-- Job --
Repeat every entry in the listing below, exactly.

-- Supplied data --
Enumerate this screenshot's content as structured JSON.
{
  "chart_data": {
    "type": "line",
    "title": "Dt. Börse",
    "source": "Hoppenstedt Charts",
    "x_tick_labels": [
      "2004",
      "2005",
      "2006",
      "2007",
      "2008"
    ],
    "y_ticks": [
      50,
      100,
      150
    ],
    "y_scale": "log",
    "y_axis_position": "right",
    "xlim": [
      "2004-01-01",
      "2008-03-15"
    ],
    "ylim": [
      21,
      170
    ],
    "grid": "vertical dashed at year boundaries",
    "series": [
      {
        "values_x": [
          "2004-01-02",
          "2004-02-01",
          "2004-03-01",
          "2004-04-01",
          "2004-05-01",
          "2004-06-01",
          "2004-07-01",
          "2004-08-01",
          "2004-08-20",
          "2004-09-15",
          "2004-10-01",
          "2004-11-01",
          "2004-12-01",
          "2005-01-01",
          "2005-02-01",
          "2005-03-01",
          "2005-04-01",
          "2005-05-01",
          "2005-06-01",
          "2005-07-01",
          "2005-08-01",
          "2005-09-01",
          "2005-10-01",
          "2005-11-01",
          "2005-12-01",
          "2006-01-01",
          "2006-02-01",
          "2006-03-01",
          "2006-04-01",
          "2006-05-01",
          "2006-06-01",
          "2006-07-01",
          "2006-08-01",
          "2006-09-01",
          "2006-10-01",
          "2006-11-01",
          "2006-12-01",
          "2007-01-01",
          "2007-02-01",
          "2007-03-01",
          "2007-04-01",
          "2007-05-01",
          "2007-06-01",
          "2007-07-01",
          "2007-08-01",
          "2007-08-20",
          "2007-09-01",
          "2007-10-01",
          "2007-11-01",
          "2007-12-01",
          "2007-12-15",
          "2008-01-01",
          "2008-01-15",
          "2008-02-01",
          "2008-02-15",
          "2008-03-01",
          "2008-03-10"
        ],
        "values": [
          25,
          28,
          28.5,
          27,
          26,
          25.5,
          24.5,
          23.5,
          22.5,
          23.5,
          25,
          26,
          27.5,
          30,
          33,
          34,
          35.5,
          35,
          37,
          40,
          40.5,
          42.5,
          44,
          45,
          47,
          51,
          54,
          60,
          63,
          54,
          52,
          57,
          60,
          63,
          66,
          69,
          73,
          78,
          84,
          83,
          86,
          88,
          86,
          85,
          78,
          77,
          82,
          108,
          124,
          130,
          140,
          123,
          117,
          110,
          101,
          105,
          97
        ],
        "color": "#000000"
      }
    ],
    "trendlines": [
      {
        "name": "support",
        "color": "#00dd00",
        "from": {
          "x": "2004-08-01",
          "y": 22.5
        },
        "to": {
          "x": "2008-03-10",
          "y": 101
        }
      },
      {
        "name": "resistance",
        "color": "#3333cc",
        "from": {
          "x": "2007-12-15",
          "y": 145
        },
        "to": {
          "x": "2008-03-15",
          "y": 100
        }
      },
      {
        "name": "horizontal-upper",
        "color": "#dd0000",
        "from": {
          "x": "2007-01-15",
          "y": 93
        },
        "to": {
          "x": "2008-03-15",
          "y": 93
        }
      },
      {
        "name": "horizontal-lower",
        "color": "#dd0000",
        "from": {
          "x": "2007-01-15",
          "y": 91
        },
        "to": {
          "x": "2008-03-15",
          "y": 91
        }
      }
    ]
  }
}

-- Final result --
Enumerate this screenshot's content as structured JSON.
{
  "chart_data": {
    "type": "line",
    "title": "Dt. Börse",
    "source": "Hoppenstedt Charts",
    "x_tick_labels": [
      "2004",
      "2005",
      "2006",
      "2007",
      "2008"
    ],
    "y_ticks": [
      50,
      100,
      150
    ],
    "y_scale": "log",
    "y_axis_position": "right",
    "xlim": [
      "2004-01-01",
      "2008-03-15"
    ],
    "ylim": [
      21,
      170
    ],
    "grid": "vertical dashed at year boundaries",
    "series": [
      {
        "values_x": [
          "2004-01-02",
          "2004-02-01",
          "2004-03-01",
          "2004-04-01",
          "2004-05-01",
          "2004-06-01",
          "2004-07-01",
          "2004-08-01",
          "2004-08-20",
          "2004-09-15",
          "2004-10-01",
          "2004-11-01",
          "2004-12-01",
          "2005-01-01",
          "2005-02-01",
          "2005-03-01",
          "2005-04-01",
          "2005-05-01",
          "2005-06-01",
          "2005-07-01",
          "2005-08-01",
          "2005-09-01",
          "2005-10-01",
          "2005-11-01",
          "2005-12-01",
          "2006-01-01",
          "2006-02-01",
          "2006-03-01",
          "2006-04-01",
          "2006-05-01",
          "2006-06-01",
          "2006-07-01",
          "2006-08-01",
          "2006-09-01",
          "2006-10-01",
          "2006-11-01",
          "2006-12-01",
          "2007-01-01",
          "2007-02-01",
          "2007-03-01",
          "2007-04-01",
          "2007-05-01",
          "2007-06-01",
          "2007-07-01",
          "2007-08-01",
          "2007-08-20",
          "2007-09-01",
          "2007-10-01",
          "2007-11-01",
          "2007-12-01",
          "2007-12-15",
          "2008-01-01",
          "2008-01-15",
          "2008-02-01",
          "2008-02-15",
          "2008-03-01",
          "2008-03-10"
        ],
        "values": [
          25,
          28,
          28.5,
          27,
          26,
          25.5,
          24.5,
          23.5,
          22.5,
          23.5,
          25,
          26,
          27.5,
          30,
          33,
          34,
          35.5,
          35,
          37,
          40,
          40.5,
          42.5,
          44,
          45,
          47,
          51,
          54,
          60,
          63,
          54,
          52,
          57,
          60,
          63,
          66,
          69,
          73,
          78,
          84,
          83,
          86,
          88,
          86,
          85,
          78,
          77,
          82,
          108,
          124,
          130,
          140,
          123,
          117,
          110,
          101,
          105,
          97
        ],
        "color": "#000000"
      }
    ],
    "trendlines": [
      {
        "name": "support",
        "color": "#00dd00",
        "from": {
          "x": "2004-08-01",
          "y": 22.5
        },
        "to": {
          "x": "2008-03-10",
          "y": 101
        }
      },
      {
        "name": "resistance",
        "color": "#3333cc",
        "from": {
          "x": "2007-12-15",
          "y": 145
        },
        "to": {
          "x": "2008-03-15",
          "y": 100
        }
      },
      {
        "name": "horizontal-upper",
        "color": "#dd0000",
        "from": {
          "x": "2007-01-15",
          "y": 93
        },
        "to": {
          "x": "2008-03-15",
          "y": 93
        }
      },
      {
        "name": "horizontal-lower",
        "color": "#dd0000",
        "from": {
          "x": "2007-01-15",
          "y": 91
        },
        "to": {
          "x": "2008-03-15",
          "y": 91
        }
      }
    ]
  }
}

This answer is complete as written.